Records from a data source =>
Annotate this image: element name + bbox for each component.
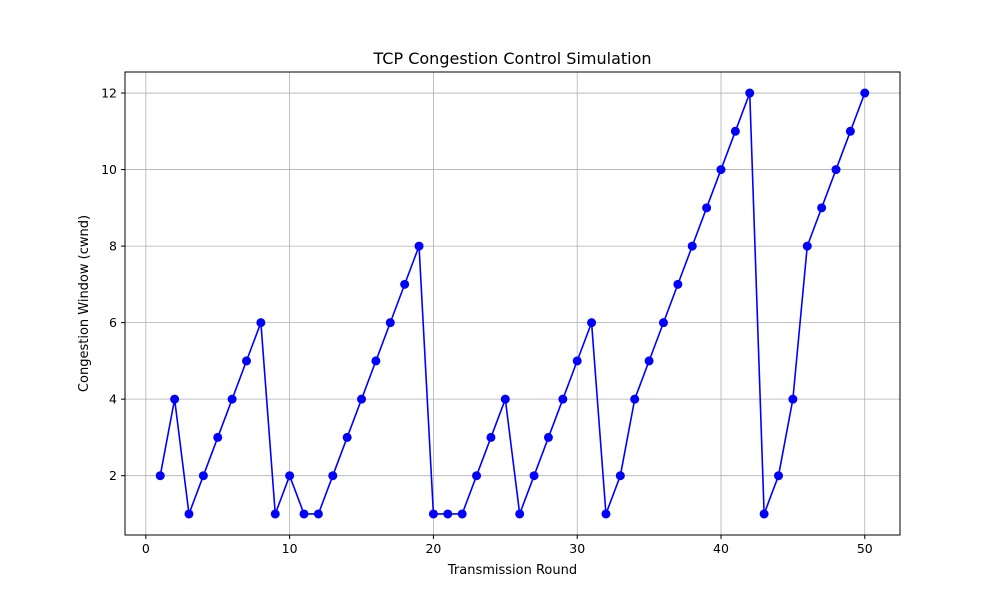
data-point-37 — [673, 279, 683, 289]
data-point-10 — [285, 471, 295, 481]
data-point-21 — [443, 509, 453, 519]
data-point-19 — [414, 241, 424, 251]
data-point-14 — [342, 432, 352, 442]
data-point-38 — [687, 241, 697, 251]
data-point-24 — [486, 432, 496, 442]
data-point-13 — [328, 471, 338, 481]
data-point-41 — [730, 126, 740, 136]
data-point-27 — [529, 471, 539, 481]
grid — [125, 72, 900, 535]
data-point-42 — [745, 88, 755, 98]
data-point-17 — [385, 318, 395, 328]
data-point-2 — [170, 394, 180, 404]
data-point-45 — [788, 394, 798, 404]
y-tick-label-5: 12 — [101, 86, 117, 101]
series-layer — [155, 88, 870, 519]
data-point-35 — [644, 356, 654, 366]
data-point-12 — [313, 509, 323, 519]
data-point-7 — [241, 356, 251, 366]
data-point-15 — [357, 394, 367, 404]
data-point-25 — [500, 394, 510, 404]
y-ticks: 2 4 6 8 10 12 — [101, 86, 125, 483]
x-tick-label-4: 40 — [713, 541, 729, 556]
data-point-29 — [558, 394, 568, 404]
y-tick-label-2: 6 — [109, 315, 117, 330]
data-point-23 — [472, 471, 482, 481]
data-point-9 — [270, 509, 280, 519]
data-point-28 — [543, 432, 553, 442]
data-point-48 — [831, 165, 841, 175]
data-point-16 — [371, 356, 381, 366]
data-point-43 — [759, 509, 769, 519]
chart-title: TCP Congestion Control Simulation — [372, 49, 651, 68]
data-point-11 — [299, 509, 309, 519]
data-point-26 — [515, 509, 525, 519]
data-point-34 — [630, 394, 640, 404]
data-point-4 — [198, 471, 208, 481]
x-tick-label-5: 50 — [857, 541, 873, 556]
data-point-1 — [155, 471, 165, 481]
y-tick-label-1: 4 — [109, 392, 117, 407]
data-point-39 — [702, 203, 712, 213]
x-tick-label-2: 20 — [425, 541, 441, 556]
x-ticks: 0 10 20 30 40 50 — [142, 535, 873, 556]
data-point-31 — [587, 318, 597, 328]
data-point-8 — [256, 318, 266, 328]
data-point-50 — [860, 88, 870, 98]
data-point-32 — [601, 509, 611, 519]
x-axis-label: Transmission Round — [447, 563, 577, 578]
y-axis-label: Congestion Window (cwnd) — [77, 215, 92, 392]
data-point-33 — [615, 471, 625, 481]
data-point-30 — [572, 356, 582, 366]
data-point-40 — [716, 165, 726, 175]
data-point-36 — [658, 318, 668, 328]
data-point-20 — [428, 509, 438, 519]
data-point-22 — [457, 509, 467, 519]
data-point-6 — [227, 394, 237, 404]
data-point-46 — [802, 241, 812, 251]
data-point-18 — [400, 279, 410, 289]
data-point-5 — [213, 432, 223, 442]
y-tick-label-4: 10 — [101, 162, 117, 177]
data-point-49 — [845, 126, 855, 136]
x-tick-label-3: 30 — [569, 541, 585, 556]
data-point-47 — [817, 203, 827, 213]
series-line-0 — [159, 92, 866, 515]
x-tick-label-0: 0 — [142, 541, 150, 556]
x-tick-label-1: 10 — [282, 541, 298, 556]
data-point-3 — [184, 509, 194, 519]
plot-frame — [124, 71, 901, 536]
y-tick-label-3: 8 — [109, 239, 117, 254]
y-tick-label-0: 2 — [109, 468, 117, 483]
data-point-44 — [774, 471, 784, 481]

==

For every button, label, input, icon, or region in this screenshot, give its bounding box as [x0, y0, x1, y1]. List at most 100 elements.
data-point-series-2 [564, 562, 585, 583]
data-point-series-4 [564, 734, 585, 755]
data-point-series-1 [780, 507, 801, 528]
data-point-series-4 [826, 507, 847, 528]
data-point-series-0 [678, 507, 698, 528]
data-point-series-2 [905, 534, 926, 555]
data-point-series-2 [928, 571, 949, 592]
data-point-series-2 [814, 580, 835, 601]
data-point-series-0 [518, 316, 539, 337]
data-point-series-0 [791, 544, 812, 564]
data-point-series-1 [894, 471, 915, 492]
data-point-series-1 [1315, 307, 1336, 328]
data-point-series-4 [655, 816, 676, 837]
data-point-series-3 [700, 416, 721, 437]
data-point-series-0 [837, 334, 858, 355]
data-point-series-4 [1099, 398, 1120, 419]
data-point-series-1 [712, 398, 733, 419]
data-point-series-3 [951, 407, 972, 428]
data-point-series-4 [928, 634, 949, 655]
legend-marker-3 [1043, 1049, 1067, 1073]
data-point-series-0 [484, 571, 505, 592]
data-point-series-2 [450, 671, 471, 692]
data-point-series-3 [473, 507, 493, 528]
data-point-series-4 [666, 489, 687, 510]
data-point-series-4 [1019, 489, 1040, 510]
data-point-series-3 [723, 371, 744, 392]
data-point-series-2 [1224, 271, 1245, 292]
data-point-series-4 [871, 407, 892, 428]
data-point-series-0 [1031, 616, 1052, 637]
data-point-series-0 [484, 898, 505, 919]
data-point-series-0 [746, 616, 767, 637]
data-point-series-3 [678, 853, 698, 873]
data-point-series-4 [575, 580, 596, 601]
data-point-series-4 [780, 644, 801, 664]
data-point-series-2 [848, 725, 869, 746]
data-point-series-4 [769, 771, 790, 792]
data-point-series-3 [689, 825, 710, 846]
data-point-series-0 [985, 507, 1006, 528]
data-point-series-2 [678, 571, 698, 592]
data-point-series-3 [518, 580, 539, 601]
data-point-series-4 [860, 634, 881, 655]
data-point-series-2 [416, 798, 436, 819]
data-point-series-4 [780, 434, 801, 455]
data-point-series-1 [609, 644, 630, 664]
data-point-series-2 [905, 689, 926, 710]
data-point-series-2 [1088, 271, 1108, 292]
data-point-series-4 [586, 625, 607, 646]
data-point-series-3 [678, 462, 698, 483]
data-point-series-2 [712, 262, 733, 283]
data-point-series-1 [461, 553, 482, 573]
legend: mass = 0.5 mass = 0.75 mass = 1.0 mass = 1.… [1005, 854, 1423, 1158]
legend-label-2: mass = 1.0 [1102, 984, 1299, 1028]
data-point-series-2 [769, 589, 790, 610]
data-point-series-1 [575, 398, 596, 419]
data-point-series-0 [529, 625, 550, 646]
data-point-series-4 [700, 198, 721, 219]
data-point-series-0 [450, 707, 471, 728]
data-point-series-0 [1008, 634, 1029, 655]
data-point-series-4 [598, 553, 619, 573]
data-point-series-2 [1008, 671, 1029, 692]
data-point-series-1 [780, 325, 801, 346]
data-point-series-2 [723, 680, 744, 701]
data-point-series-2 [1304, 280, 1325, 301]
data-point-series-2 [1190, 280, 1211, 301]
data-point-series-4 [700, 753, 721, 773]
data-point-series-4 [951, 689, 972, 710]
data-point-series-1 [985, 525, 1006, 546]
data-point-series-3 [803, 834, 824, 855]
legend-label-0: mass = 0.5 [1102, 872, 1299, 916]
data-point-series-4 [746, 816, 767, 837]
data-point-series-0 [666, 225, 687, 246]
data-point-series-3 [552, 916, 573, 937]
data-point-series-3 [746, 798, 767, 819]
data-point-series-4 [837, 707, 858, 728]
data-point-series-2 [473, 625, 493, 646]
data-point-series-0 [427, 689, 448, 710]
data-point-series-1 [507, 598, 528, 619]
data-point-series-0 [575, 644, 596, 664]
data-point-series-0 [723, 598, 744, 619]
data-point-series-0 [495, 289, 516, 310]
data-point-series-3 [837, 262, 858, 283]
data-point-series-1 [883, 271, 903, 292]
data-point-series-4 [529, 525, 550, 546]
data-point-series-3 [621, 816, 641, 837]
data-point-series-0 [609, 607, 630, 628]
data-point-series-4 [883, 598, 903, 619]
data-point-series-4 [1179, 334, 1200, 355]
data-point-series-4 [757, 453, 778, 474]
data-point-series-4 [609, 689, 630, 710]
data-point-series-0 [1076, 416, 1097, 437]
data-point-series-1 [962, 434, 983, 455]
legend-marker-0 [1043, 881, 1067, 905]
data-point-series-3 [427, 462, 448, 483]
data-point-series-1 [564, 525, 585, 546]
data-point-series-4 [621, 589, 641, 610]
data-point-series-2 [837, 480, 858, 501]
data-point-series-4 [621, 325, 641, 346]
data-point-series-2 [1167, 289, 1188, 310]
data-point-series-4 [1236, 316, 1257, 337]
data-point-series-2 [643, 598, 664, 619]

Exercise goal =>
Could you copy the material word for word, starting at the line that contains "For every button, label, input, icon, or" and stopping after the line that contains "data-point-series-2 [848, 725, 869, 746]"?

Problem solution =>
For every button, label, input, icon, or region in this screenshot, give its bounding box as [x0, y0, x1, y1]. List at most 100 elements.
data-point-series-2 [564, 562, 585, 583]
data-point-series-4 [564, 734, 585, 755]
data-point-series-1 [780, 507, 801, 528]
data-point-series-4 [826, 507, 847, 528]
data-point-series-0 [678, 507, 698, 528]
data-point-series-2 [905, 534, 926, 555]
data-point-series-2 [928, 571, 949, 592]
data-point-series-2 [814, 580, 835, 601]
data-point-series-0 [518, 316, 539, 337]
data-point-series-0 [791, 544, 812, 564]
data-point-series-1 [894, 471, 915, 492]
data-point-series-1 [1315, 307, 1336, 328]
data-point-series-4 [655, 816, 676, 837]
data-point-series-3 [700, 416, 721, 437]
data-point-series-0 [837, 334, 858, 355]
data-point-series-4 [1099, 398, 1120, 419]
data-point-series-1 [712, 398, 733, 419]
data-point-series-3 [951, 407, 972, 428]
data-point-series-4 [928, 634, 949, 655]
legend-marker-3 [1043, 1049, 1067, 1073]
data-point-series-0 [484, 571, 505, 592]
data-point-series-2 [450, 671, 471, 692]
data-point-series-3 [473, 507, 493, 528]
data-point-series-4 [666, 489, 687, 510]
data-point-series-4 [1019, 489, 1040, 510]
data-point-series-3 [723, 371, 744, 392]
data-point-series-2 [1224, 271, 1245, 292]
data-point-series-4 [871, 407, 892, 428]
data-point-series-0 [1031, 616, 1052, 637]
data-point-series-0 [484, 898, 505, 919]
data-point-series-0 [746, 616, 767, 637]
data-point-series-3 [678, 853, 698, 873]
data-point-series-4 [575, 580, 596, 601]
data-point-series-4 [780, 644, 801, 664]
data-point-series-2 [848, 725, 869, 746]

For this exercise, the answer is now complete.